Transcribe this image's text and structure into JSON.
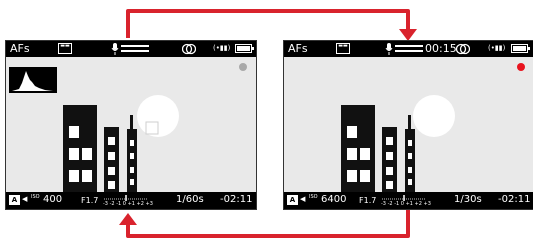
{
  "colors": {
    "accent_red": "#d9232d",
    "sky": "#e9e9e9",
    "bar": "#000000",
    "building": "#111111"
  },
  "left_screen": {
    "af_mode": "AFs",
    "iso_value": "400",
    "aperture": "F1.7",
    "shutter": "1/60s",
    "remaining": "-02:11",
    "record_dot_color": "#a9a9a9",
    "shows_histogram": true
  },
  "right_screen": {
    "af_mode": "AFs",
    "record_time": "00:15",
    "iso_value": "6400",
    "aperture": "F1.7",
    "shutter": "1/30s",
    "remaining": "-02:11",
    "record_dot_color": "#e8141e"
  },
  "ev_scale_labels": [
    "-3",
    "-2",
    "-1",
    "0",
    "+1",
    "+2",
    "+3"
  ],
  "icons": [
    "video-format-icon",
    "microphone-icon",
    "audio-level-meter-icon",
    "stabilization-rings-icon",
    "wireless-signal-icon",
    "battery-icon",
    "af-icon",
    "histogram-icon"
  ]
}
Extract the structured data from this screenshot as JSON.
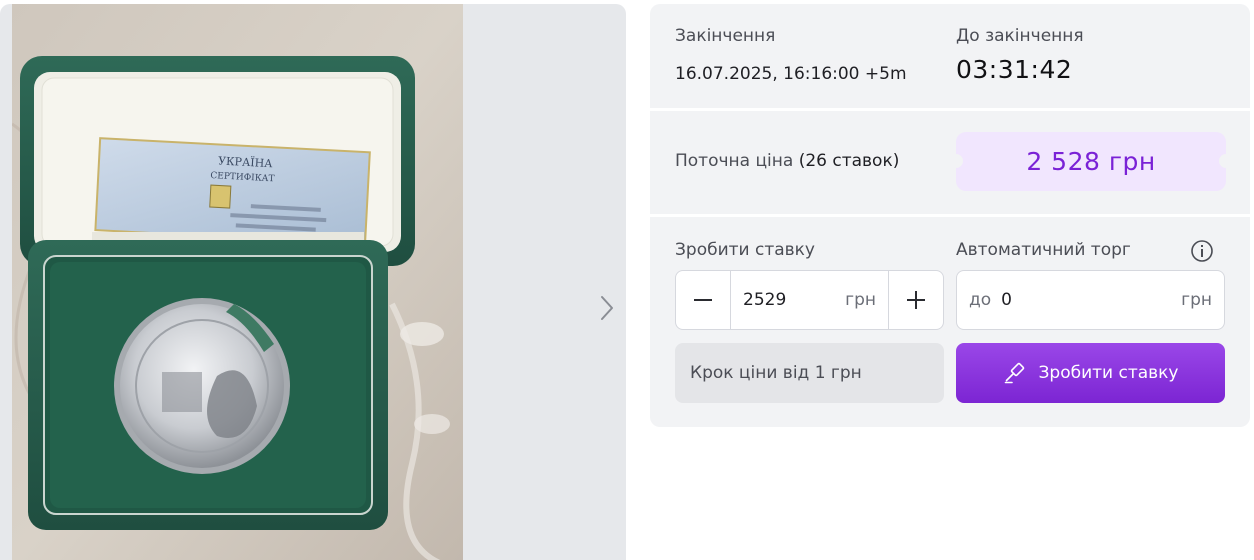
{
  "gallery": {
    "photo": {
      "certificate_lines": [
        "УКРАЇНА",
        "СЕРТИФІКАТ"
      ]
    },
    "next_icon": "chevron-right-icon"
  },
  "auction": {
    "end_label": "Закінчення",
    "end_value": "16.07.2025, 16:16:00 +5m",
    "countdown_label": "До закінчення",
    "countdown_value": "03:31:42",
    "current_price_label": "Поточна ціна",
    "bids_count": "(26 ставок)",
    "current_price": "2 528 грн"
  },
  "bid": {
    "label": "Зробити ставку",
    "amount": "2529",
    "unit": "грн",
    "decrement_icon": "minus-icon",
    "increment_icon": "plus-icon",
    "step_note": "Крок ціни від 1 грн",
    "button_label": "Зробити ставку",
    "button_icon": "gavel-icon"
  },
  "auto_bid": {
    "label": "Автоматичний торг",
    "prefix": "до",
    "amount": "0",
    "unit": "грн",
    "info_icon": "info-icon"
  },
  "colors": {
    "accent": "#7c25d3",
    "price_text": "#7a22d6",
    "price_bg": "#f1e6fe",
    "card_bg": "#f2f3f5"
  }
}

- _To be done_
For each line of the listing that holds the word "JSON", show that line.

- _Solution_
Transcribe this image's text and structure into JSON.
Extract the structured data from this screenshot as JSON.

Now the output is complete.